■ **Short task**:
Reproduce every entry below precisely. Pictures are excluded from the copy.

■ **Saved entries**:
• • • •
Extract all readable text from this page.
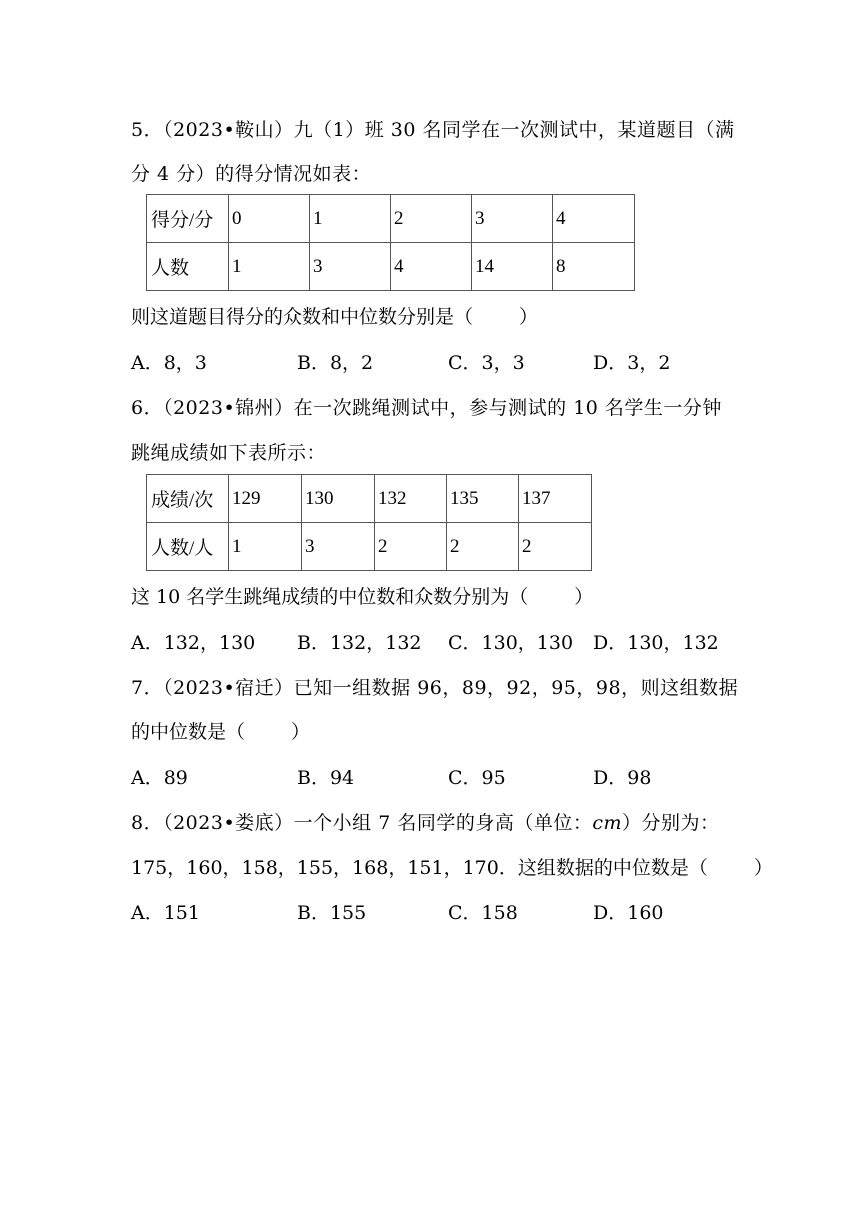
5．（2023•鞍山）九（1）班 30 名同学在一次测试中，某道题目（满
分 4 分）的得分情况如表：
得分/分	0	1	2	3	4
人数	1	3	4	14	8
则这道题目得分的众数和中位数分别是（ ）
A．8，3	B．8，2	C．3，3	D．3，2
6．（2023•锦州）在一次跳绳测试中，参与测试的 10 名学生一分钟
跳绳成绩如下表所示：
成绩/次	129	130	132	135	137
人数/人	1	3	2	2	2
这 10 名学生跳绳成绩的中位数和众数分别为（ ）
A．132，130 B．132，132 C．130，130 D．130，132
7．（2023•宿迁）已知一组数据 96，89，92，95，98，则这组数据
的中位数是（ ）
A．89	B．94	C．95	D．98
8．（2023•娄底）一个小组 7 名同学的身高（单位：cm）分别为：
175，160，158，155，168，151，170．这组数据的中位数是（ ）
A．151	B．155	C．158	D．160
• • • •
■ **Written solution**:
Extract all readable text from this page.
5．（2023•鞍山）九（1）班 30 名同学在一次测试中，某道题目（满
分 4 分）的得分情况如表：
得分/分	0	1	2	3	4
人数	1	3	4	14	8
则这道题目得分的众数和中位数分别是（ ）
A．8，3	B．8，2	C．3，3	D．3，2
6．（2023•锦州）在一次跳绳测试中，参与测试的 10 名学生一分钟
跳绳成绩如下表所示：
成绩/次	129	130	132	135	137
人数/人	1	3	2	2	2
这 10 名学生跳绳成绩的中位数和众数分别为（ ）
A．132，130 B．132，132 C．130，130 D．130，132
7．（2023•宿迁）已知一组数据 96，89，92，95，98，则这组数据
的中位数是（ ）
A．89	B．94	C．95	D．98
8．（2023•娄底）一个小组 7 名同学的身高（单位：cm）分别为：
175，160，158，155，168，151，170．这组数据的中位数是（ ）
A．151	B．155	C．158	D．160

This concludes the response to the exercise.